#### [Job]
Give the number of lines in the data that hold the word "Строительство", and nothing else.

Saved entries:
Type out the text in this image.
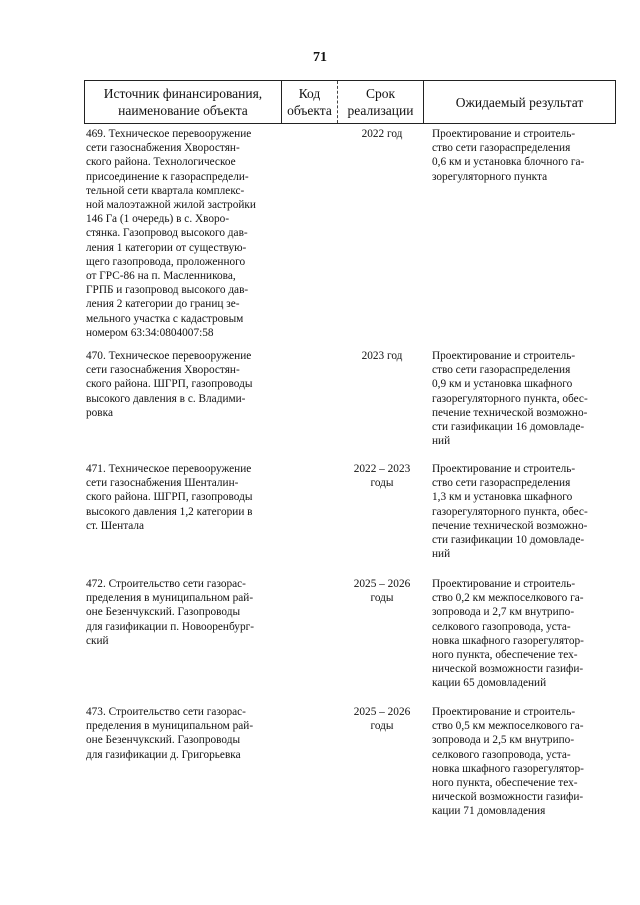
71
Источник финансирования,
наименование объекта
Код
объекта
Срок
реализации
Ожидаемый результат
469. Техническое перевооружение
сети газоснабжения Хворостян-
ского района. Технологическое
присоединение к газораспредели-
тельной сети квартала комплекс-
ной малоэтажной жилой застройки
146 Га (1 очередь) в с. Хворо-
стянка. Газопровод высокого дав-
ления 1 категории от существую-
щего газопровода, проложенного
от ГРС-86 на п. Масленникова,
ГРПБ и газопровод высокого дав-
ления 2 категории до границ зе-
мельного участка с кадастровым
номером 63:34:0804007:58
2022 год	Проектирование и строитель-
ство сети газораспределения
0,6 км и установка блочного га-
зорегуляторного пункта
470. Техническое перевооружение
сети газоснабжения Хворостян-
ского района. ШГРП, газопроводы
высокого давления в с. Владими-
ровка
2023 год	Проектирование и строитель-
ство сети газораспределения
0,9 км и установка шкафного
газорегуляторного пункта, обес-
печение технической возможно-
сти газификации 16 домовладе-
ний
471. Техническое перевооружение
сети газоснабжения Шенталин-
ского района. ШГРП, газопроводы
высокого давления 1,2 категории в
ст. Шентала
2022 – 2023
годы
Проектирование и строитель-
ство сети газораспределения
1,3 км и установка шкафного
газорегуляторного пункта, обес-
печение технической возможно-
сти газификации 10 домовладе-
ний
472. Строительство сети газорас-
пределения в муниципальном рай-
оне Безенчукский. Газопроводы
для газификации п. Новооренбург-
ский
2025 – 2026
годы
Проектирование и строитель-
ство 0,2 км межпоселкового га-
зопровода и 2,7 км внутрипо-
селкового газопровода, уста-
новка шкафного газорегулятор-
ного пункта, обеспечение тех-
нической возможности газифи-
кации 65 домовладений
473. Строительство сети газорас-
пределения в муниципальном рай-
оне Безенчукский. Газопроводы
для газификации д. Григорьевка
2025 – 2026
годы
Проектирование и строитель-
ство 0,5 км межпоселкового га-
зопровода и 2,5 км внутрипо-
селкового газопровода, уста-
новка шкафного газорегулятор-
ного пункта, обеспечение тех-
нической возможности газифи-
кации 71 домовладения
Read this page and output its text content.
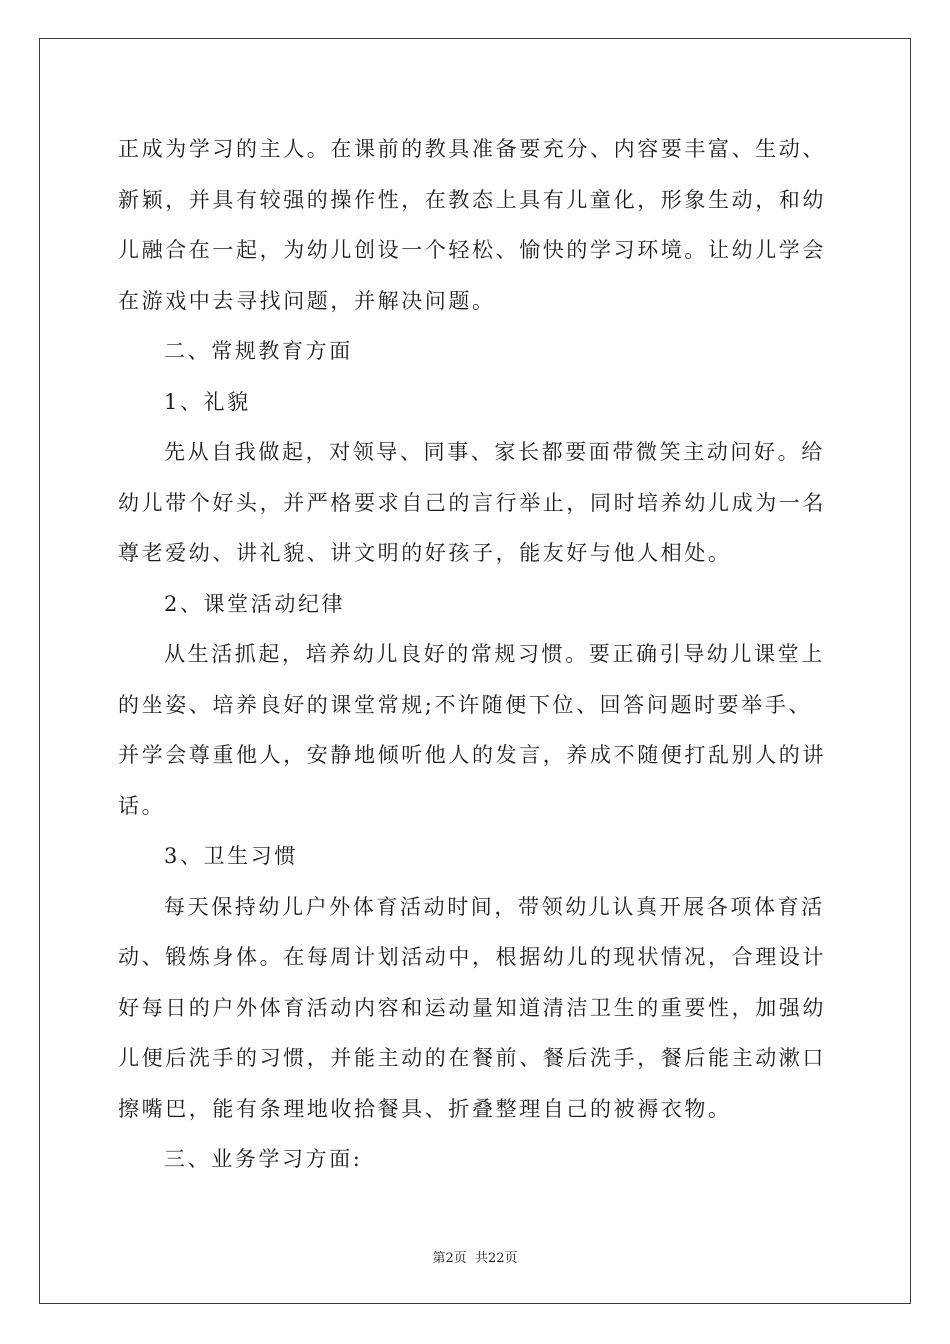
正成为学习的主人。在课前的教具准备要充分、内容要丰富、生动、
新颖，并具有较强的操作性，在教态上具有儿童化，形象生动，和幼
儿融合在一起，为幼儿创设一个轻松、愉快的学习环境。让幼儿学会
在游戏中去寻找问题，并解决问题。
二、常规教育方面
1、礼貌
先从自我做起，对领导、同事、家长都要面带微笑主动问好。给
幼儿带个好头，并严格要求自己的言行举止，同时培养幼儿成为一名
尊老爱幼、讲礼貌、讲文明的好孩子，能友好与他人相处。
2、课堂活动纪律
从生活抓起，培养幼儿良好的常规习惯。要正确引导幼儿课堂上
的坐姿、培养良好的课堂常规;不许随便下位、回答问题时要举手、
并学会尊重他人，安静地倾听他人的发言，养成不随便打乱别人的讲
话。
3、卫生习惯
每天保持幼儿户外体育活动时间，带领幼儿认真开展各项体育活
动、锻炼身体。在每周计划活动中，根据幼儿的现状情况，合理设计
好每日的户外体育活动内容和运动量知道清洁卫生的重要性，加强幼
儿便后洗手的习惯，并能主动的在餐前、餐后洗手，餐后能主动漱口
擦嘴巴，能有条理地收拾餐具、折叠整理自己的被褥衣物。
三、业务学习方面:
第2页 共22页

#### [Response to the task]
2